**WHAT YOU ARE ASKED TO DO:** Look for "JSON" in the listing below. Gather each line that contains it.

╭─ TASK DATA

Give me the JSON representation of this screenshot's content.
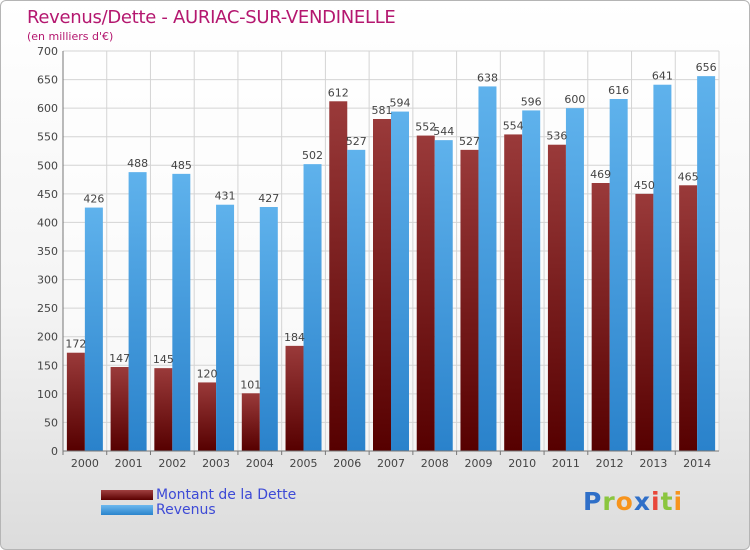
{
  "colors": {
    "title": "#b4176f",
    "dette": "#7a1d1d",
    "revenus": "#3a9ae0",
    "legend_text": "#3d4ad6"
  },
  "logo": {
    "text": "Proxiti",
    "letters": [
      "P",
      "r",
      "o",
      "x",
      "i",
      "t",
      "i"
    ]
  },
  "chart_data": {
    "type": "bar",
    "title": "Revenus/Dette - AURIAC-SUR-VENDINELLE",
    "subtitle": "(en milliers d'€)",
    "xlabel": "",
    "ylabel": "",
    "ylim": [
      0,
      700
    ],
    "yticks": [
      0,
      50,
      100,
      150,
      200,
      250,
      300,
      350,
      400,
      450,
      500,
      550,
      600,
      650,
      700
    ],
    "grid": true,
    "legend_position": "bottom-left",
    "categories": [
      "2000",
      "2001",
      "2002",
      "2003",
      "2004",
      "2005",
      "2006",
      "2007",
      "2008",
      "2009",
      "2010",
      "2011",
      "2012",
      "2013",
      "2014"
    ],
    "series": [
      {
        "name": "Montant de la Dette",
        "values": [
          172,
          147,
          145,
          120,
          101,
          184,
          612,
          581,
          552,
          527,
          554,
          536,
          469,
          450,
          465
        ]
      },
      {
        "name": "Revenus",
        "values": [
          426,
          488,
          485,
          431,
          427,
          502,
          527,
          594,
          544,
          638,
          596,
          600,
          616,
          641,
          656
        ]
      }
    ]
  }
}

╰─
╭─ TASK DATA

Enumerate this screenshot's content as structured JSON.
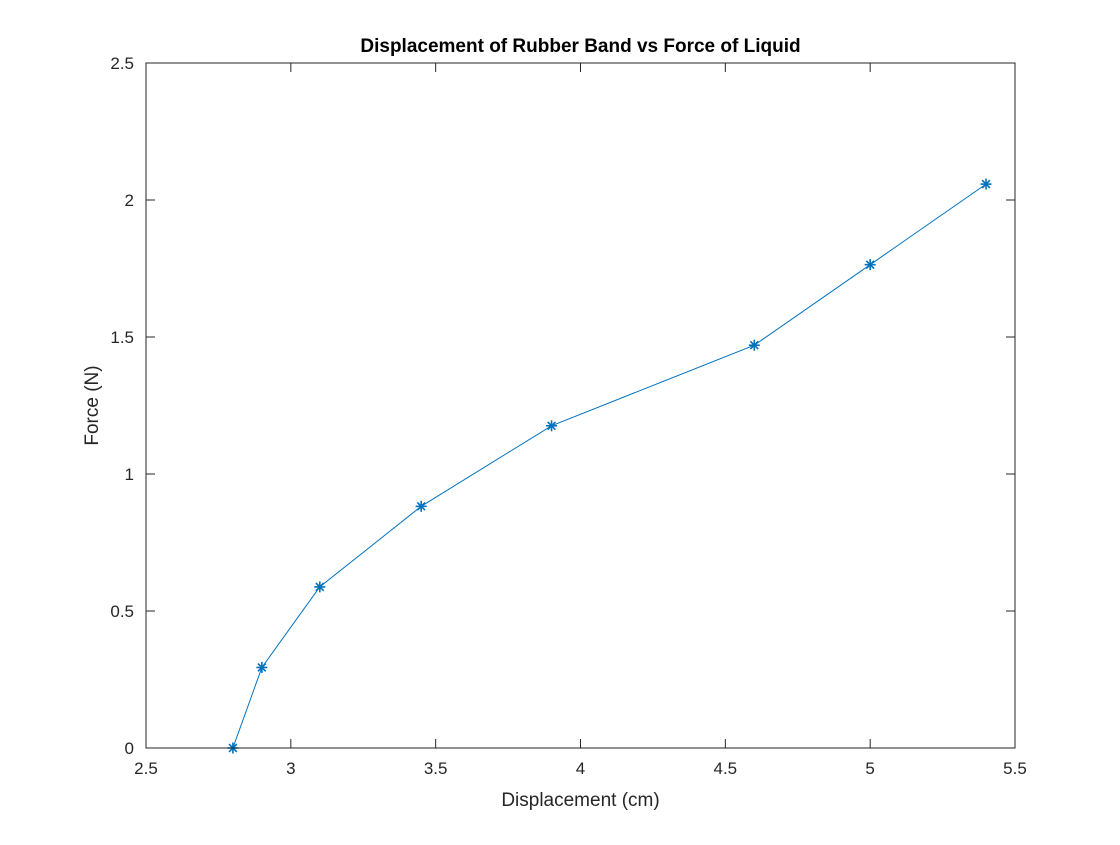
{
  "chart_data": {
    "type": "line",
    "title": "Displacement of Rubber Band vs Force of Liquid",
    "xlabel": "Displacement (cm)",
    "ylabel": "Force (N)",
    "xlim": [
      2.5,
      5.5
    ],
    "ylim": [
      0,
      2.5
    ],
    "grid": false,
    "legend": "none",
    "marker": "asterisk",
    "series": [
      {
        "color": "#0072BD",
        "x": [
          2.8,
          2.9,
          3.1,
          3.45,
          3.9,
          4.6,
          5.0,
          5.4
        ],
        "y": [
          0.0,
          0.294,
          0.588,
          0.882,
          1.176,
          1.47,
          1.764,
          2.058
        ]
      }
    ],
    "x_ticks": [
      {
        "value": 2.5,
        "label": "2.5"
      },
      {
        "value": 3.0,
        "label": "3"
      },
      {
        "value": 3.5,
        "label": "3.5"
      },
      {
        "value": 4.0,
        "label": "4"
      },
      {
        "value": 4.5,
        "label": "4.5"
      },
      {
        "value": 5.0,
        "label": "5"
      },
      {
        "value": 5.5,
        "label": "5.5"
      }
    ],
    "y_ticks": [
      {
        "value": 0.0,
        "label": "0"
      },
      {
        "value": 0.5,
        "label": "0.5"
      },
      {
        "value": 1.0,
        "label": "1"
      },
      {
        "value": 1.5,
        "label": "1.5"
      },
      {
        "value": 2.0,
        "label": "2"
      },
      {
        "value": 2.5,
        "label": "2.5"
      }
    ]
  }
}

╰─

**COMPLETE ANSWER:**
Give me the JSON representation of this screenshot's content.
Enumerate this screenshot's content as structured JSON.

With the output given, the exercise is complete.